Figure contents as structured data
::::::::
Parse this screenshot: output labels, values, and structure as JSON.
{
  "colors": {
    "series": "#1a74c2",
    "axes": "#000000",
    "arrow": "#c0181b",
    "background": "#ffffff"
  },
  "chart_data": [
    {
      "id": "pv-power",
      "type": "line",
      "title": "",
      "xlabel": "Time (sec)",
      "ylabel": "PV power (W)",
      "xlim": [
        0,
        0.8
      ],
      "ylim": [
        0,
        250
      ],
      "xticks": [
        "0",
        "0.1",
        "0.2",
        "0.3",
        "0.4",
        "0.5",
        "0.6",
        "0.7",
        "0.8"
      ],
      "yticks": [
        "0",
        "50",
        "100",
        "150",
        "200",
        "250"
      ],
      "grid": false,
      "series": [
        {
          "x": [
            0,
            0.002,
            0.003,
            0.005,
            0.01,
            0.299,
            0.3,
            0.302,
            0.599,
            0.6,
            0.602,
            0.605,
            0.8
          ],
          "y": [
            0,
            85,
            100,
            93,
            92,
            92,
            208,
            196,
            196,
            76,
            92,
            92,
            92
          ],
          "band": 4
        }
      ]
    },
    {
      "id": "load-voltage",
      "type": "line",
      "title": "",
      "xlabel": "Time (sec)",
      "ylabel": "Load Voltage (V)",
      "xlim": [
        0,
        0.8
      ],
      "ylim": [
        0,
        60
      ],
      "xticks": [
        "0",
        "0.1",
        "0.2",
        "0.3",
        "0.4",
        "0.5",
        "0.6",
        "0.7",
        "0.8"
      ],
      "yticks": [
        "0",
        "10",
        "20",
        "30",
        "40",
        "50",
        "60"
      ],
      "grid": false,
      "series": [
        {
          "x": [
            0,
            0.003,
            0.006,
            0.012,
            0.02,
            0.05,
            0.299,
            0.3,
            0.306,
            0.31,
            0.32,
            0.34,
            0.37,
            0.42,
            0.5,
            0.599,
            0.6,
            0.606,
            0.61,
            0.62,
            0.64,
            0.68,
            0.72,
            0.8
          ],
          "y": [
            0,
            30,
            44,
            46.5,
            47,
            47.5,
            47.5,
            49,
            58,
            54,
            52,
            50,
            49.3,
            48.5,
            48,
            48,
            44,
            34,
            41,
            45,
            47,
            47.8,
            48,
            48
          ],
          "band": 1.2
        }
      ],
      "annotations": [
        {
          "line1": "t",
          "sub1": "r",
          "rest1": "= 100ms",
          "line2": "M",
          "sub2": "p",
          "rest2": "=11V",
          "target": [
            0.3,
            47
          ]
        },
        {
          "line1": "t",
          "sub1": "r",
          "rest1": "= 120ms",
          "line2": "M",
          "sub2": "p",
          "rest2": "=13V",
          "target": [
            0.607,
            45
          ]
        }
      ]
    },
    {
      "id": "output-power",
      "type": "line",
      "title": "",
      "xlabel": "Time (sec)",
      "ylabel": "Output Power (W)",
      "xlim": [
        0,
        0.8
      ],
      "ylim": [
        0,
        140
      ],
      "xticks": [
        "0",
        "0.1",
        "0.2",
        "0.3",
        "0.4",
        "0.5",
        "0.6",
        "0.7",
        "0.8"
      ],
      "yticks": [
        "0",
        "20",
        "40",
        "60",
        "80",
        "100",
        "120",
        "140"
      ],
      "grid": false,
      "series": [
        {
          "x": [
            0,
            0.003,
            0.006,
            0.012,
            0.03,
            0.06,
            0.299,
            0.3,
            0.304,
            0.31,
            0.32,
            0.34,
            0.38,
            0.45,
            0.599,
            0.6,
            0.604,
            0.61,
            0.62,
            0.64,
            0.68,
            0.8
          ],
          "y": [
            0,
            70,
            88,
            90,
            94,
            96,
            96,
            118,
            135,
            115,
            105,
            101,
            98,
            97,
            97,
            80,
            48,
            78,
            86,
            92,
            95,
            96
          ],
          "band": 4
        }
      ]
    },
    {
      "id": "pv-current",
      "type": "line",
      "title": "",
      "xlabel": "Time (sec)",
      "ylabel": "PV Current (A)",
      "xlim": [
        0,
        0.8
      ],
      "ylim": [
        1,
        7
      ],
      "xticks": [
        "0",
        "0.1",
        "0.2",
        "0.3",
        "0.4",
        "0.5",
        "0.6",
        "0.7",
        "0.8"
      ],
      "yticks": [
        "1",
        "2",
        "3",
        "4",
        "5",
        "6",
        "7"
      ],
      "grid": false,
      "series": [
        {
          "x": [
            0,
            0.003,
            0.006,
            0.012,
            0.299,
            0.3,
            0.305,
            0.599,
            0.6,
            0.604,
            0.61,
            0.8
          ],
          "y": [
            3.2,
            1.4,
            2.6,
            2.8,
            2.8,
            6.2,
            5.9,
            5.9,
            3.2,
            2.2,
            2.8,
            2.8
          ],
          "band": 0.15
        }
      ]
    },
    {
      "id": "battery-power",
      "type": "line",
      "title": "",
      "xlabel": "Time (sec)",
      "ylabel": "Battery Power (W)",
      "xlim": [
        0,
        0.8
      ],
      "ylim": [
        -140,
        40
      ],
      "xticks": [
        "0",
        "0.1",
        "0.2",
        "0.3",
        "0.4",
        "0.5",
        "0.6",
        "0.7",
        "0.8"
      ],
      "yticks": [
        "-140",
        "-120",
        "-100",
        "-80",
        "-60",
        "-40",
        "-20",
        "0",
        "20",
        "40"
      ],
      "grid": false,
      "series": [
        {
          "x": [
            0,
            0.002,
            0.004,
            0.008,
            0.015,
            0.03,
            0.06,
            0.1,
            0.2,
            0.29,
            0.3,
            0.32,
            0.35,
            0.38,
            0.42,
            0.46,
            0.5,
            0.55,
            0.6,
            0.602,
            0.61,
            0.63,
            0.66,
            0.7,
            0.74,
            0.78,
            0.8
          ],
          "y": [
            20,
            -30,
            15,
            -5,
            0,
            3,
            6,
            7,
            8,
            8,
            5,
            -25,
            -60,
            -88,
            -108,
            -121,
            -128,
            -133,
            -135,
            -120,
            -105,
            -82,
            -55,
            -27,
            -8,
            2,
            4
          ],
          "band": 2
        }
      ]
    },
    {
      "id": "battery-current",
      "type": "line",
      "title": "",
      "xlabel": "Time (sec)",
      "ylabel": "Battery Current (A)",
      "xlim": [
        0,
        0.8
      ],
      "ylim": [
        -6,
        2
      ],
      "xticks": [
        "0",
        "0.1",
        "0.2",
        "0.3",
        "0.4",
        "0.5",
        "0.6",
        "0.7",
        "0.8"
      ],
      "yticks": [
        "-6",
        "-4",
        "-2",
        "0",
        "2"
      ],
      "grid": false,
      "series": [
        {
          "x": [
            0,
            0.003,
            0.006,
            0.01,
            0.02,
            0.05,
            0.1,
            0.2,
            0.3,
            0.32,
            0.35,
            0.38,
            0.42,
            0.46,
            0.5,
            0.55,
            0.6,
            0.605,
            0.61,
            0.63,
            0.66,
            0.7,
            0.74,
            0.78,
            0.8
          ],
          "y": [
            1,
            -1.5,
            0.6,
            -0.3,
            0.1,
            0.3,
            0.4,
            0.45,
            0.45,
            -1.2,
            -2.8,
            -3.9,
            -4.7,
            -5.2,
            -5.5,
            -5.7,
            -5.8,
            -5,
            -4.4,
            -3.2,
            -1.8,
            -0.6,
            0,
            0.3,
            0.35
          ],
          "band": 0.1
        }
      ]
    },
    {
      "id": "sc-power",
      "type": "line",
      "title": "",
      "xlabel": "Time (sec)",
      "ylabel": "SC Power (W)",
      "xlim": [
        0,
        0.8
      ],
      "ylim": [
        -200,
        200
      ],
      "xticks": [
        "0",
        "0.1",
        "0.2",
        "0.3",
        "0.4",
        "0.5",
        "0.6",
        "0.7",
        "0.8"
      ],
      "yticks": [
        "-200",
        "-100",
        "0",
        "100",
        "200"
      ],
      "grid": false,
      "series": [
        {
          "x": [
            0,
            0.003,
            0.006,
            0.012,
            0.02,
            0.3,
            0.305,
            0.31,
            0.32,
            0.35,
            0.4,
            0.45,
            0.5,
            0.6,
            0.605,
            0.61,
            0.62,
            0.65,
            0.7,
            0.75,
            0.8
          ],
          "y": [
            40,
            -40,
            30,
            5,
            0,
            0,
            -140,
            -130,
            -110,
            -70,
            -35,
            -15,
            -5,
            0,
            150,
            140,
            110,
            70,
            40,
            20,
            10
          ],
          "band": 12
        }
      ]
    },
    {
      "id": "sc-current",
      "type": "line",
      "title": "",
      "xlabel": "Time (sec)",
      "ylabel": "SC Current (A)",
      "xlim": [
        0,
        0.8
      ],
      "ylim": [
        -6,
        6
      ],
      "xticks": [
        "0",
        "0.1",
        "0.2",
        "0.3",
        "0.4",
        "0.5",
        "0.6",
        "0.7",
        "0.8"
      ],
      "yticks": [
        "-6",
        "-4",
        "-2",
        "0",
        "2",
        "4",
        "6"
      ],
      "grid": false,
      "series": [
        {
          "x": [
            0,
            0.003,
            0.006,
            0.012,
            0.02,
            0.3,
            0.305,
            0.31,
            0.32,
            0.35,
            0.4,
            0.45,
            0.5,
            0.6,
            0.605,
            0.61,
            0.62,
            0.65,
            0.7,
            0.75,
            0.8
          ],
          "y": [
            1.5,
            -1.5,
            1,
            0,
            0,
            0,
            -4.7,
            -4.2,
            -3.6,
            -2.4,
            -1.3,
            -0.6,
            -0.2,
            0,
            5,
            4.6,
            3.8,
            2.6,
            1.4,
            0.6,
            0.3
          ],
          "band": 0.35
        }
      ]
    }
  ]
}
::::::::
**Directions for this task:** Among the records above, find each line holding the string "band" and pull it out.

**Final answer:**
          "band": 4
          "band": 1.2
          "band": 4
          "band": 0.15
          "band": 2
          "band": 0.1
          "band": 12
          "band": 0.35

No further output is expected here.